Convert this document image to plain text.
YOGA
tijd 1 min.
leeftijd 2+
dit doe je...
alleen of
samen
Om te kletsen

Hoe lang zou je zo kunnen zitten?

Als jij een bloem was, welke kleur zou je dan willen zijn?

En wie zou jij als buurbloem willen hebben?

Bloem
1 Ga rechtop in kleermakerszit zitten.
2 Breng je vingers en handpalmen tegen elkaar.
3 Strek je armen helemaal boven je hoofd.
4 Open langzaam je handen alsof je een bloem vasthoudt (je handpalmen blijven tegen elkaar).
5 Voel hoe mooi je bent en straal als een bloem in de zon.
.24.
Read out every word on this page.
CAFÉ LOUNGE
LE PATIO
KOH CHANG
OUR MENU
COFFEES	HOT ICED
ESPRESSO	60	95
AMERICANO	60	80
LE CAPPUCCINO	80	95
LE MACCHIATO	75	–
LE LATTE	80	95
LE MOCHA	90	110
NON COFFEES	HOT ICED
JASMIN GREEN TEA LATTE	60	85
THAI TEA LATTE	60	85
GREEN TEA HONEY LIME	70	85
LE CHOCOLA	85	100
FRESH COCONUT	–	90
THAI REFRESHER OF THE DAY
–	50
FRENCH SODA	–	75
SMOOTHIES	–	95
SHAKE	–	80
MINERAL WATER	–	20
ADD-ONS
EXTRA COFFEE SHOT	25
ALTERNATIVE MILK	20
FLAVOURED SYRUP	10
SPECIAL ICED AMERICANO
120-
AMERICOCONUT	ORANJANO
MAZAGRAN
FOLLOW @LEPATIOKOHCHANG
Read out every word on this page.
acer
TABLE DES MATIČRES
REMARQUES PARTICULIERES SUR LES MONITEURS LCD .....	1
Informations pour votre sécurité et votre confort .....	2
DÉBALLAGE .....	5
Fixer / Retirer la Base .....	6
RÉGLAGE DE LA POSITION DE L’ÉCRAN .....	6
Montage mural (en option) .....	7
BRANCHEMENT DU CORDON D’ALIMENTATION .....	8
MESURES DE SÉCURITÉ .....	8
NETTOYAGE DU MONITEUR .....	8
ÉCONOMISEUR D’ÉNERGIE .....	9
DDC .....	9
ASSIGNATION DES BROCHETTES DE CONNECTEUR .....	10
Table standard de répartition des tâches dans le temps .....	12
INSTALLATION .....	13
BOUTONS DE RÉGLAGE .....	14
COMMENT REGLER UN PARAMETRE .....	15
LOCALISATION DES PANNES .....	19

**PROBLEM STATEMENT:** Copy each line that holds the word "RÉGLAGE".

**RESULT OF THIS TASK:**
RÉGLAGE DE LA POSITION DE L’ÉCRAN .....	6
BOUTONS DE RÉGLAGE .....	14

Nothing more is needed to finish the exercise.